----- ROWS

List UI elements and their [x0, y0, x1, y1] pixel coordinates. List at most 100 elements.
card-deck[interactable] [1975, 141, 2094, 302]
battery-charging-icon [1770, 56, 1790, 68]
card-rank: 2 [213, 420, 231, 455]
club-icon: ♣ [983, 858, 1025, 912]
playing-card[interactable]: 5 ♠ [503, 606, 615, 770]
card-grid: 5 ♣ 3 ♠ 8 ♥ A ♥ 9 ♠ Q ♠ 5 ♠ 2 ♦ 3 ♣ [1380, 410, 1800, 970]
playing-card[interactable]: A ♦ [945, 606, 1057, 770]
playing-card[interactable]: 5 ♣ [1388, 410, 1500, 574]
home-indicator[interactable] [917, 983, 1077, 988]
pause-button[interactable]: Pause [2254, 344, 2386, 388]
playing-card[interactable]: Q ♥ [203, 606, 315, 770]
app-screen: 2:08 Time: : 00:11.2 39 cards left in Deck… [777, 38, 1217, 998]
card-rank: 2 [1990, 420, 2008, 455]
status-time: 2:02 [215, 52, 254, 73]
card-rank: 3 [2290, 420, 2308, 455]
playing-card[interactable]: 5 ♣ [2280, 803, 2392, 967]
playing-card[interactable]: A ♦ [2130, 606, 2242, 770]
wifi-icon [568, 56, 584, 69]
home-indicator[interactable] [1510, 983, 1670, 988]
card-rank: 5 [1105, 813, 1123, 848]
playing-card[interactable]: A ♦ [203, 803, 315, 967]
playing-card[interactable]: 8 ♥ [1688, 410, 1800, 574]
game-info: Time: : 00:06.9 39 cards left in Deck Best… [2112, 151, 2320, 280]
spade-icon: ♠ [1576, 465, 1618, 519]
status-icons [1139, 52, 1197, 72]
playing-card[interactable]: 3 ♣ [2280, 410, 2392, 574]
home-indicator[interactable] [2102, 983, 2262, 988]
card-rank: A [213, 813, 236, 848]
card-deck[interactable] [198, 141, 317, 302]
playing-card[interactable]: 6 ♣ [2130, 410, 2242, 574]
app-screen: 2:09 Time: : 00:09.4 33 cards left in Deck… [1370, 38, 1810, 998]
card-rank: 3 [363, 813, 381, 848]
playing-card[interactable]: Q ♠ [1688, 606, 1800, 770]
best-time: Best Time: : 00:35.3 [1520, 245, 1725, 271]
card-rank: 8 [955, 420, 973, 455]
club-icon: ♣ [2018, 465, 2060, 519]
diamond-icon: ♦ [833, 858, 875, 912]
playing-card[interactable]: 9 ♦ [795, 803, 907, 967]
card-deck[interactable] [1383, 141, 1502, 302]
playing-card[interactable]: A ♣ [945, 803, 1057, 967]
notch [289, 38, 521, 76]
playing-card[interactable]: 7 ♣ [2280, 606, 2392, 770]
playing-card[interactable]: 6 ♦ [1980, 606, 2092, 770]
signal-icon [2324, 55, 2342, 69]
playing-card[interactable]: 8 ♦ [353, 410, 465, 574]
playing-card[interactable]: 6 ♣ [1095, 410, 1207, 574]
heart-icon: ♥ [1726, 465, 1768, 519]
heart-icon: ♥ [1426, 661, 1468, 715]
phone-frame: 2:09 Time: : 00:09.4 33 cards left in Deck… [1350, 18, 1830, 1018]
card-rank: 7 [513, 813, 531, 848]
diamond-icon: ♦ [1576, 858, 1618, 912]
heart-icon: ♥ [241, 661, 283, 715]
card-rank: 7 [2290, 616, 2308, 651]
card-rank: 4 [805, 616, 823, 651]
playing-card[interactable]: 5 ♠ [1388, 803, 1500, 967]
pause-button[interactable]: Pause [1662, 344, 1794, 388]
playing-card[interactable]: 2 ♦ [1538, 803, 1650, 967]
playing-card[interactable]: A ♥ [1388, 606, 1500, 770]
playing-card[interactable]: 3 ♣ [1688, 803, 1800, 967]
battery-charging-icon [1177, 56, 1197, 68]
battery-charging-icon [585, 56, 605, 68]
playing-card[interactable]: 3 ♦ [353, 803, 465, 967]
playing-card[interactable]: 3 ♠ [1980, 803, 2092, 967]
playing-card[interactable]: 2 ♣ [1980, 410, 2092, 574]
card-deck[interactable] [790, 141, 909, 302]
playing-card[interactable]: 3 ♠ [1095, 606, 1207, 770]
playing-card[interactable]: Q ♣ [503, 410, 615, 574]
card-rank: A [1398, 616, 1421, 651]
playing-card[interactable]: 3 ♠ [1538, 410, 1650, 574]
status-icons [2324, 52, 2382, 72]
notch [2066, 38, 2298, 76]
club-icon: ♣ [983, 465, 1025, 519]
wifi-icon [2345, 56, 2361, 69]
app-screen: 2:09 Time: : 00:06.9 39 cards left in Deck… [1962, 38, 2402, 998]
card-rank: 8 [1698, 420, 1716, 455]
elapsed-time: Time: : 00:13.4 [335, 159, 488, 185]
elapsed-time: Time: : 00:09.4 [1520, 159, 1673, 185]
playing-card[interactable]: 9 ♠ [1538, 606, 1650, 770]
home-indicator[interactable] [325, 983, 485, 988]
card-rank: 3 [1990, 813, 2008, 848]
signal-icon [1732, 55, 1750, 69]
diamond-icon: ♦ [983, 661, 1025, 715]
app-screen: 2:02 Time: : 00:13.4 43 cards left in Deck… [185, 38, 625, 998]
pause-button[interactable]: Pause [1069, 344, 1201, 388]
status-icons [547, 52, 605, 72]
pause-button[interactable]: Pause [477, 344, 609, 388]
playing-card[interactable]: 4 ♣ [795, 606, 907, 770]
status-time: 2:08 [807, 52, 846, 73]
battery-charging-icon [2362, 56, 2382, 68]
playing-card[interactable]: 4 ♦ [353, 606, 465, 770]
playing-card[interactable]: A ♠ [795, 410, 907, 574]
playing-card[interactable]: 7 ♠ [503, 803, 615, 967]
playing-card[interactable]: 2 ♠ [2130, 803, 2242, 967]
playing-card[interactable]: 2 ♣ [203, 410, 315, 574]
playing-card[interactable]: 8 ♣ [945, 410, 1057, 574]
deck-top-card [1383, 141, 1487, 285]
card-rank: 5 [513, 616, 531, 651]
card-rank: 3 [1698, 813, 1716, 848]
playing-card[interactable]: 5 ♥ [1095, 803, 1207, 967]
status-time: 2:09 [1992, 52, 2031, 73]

----------

- PROBLEM DETAILS
Can you rewrite the material above with every "pause-button" swapped for "halt-button" and everything else unchanged?

- TASK ANSWER
List UI elements and their [x0, y0, x1, y1] pixel coordinates. List at most 100 elements.
card-deck[interactable] [1975, 141, 2094, 302]
battery-charging-icon [1770, 56, 1790, 68]
card-rank: 2 [213, 420, 231, 455]
club-icon: ♣ [983, 858, 1025, 912]
playing-card[interactable]: 5 ♠ [503, 606, 615, 770]
card-grid: 5 ♣ 3 ♠ 8 ♥ A ♥ 9 ♠ Q ♠ 5 ♠ 2 ♦ 3 ♣ [1380, 410, 1800, 970]
playing-card[interactable]: A ♦ [945, 606, 1057, 770]
playing-card[interactable]: 5 ♣ [1388, 410, 1500, 574]
home-indicator[interactable] [917, 983, 1077, 988]
halt-button[interactable]: Pause [2254, 344, 2386, 388]
playing-card[interactable]: Q ♥ [203, 606, 315, 770]
app-screen: 2:08 Time: : 00:11.2 39 cards left in Deck… [777, 38, 1217, 998]
card-rank: 2 [1990, 420, 2008, 455]
status-time: 2:02 [215, 52, 254, 73]
card-rank: 3 [2290, 420, 2308, 455]
playing-card[interactable]: 5 ♣ [2280, 803, 2392, 967]
playing-card[interactable]: A ♦ [2130, 606, 2242, 770]
wifi-icon [568, 56, 584, 69]
home-indicator[interactable] [1510, 983, 1670, 988]
card-rank: 5 [1105, 813, 1123, 848]
playing-card[interactable]: A ♦ [203, 803, 315, 967]
playing-card[interactable]: 8 ♥ [1688, 410, 1800, 574]
game-info: Time: : 00:06.9 39 cards left in Deck Best… [2112, 151, 2320, 280]
spade-icon: ♠ [1576, 465, 1618, 519]
status-icons [1139, 52, 1197, 72]
playing-card[interactable]: 3 ♣ [2280, 410, 2392, 574]
home-indicator[interactable] [2102, 983, 2262, 988]
card-rank: A [213, 813, 236, 848]
card-deck[interactable] [198, 141, 317, 302]
playing-card[interactable]: 6 ♣ [2130, 410, 2242, 574]
app-screen: 2:09 Time: : 00:09.4 33 cards left in Deck… [1370, 38, 1810, 998]
card-rank: 3 [363, 813, 381, 848]
playing-card[interactable]: Q ♠ [1688, 606, 1800, 770]
best-time: Best Time: : 00:35.3 [1520, 245, 1725, 271]
card-rank: 8 [955, 420, 973, 455]
club-icon: ♣ [2018, 465, 2060, 519]
diamond-icon: ♦ [833, 858, 875, 912]
playing-card[interactable]: 9 ♦ [795, 803, 907, 967]
card-deck[interactable] [1383, 141, 1502, 302]
playing-card[interactable]: A ♣ [945, 803, 1057, 967]
notch [289, 38, 521, 76]
playing-card[interactable]: 7 ♣ [2280, 606, 2392, 770]
playing-card[interactable]: 6 ♦ [1980, 606, 2092, 770]
signal-icon [2324, 55, 2342, 69]
playing-card[interactable]: 8 ♦ [353, 410, 465, 574]
playing-card[interactable]: 6 ♣ [1095, 410, 1207, 574]
heart-icon: ♥ [1726, 465, 1768, 519]
heart-icon: ♥ [1426, 661, 1468, 715]
phone-frame: 2:09 Time: : 00:09.4 33 cards left in Deck… [1350, 18, 1830, 1018]
card-rank: 7 [513, 813, 531, 848]
diamond-icon: ♦ [1576, 858, 1618, 912]
heart-icon: ♥ [241, 661, 283, 715]
card-rank: 7 [2290, 616, 2308, 651]
card-rank: 4 [805, 616, 823, 651]
playing-card[interactable]: 5 ♠ [1388, 803, 1500, 967]
halt-button[interactable]: Pause [1662, 344, 1794, 388]
playing-card[interactable]: 2 ♦ [1538, 803, 1650, 967]
playing-card[interactable]: A ♥ [1388, 606, 1500, 770]
playing-card[interactable]: 3 ♣ [1688, 803, 1800, 967]
battery-charging-icon [1177, 56, 1197, 68]
battery-charging-icon [585, 56, 605, 68]
playing-card[interactable]: 3 ♦ [353, 803, 465, 967]
playing-card[interactable]: 3 ♠ [1980, 803, 2092, 967]
playing-card[interactable]: 2 ♣ [1980, 410, 2092, 574]
card-deck[interactable] [790, 141, 909, 302]
playing-card[interactable]: 3 ♠ [1095, 606, 1207, 770]
playing-card[interactable]: Q ♣ [503, 410, 615, 574]
card-rank: A [1398, 616, 1421, 651]
playing-card[interactable]: 3 ♠ [1538, 410, 1650, 574]
status-icons [2324, 52, 2382, 72]
notch [2066, 38, 2298, 76]
club-icon: ♣ [983, 465, 1025, 519]
wifi-icon [2345, 56, 2361, 69]
app-screen: 2:09 Time: : 00:06.9 39 cards left in Deck… [1962, 38, 2402, 998]
card-rank: 8 [1698, 420, 1716, 455]
elapsed-time: Time: : 00:13.4 [335, 159, 488, 185]
elapsed-time: Time: : 00:09.4 [1520, 159, 1673, 185]
playing-card[interactable]: 9 ♠ [1538, 606, 1650, 770]
home-indicator[interactable] [325, 983, 485, 988]
card-rank: 3 [1990, 813, 2008, 848]
signal-icon [1732, 55, 1750, 69]
diamond-icon: ♦ [983, 661, 1025, 715]
app-screen: 2:02 Time: : 00:13.4 43 cards left in Deck… [185, 38, 625, 998]
halt-button[interactable]: Pause [1069, 344, 1201, 388]
status-icons [547, 52, 605, 72]
halt-button[interactable]: Pause [477, 344, 609, 388]
playing-card[interactable]: 4 ♣ [795, 606, 907, 770]
status-time: 2:08 [807, 52, 846, 73]
battery-charging-icon [2362, 56, 2382, 68]
playing-card[interactable]: 4 ♦ [353, 606, 465, 770]
playing-card[interactable]: A ♠ [795, 410, 907, 574]
playing-card[interactable]: 7 ♠ [503, 803, 615, 967]
playing-card[interactable]: 2 ♠ [2130, 803, 2242, 967]
playing-card[interactable]: 2 ♣ [203, 410, 315, 574]
playing-card[interactable]: 8 ♣ [945, 410, 1057, 574]
deck-top-card [1383, 141, 1487, 285]
card-rank: 5 [513, 616, 531, 651]
card-rank: 3 [1698, 813, 1716, 848]
playing-card[interactable]: 5 ♥ [1095, 803, 1207, 967]
status-time: 2:09 [1992, 52, 2031, 73]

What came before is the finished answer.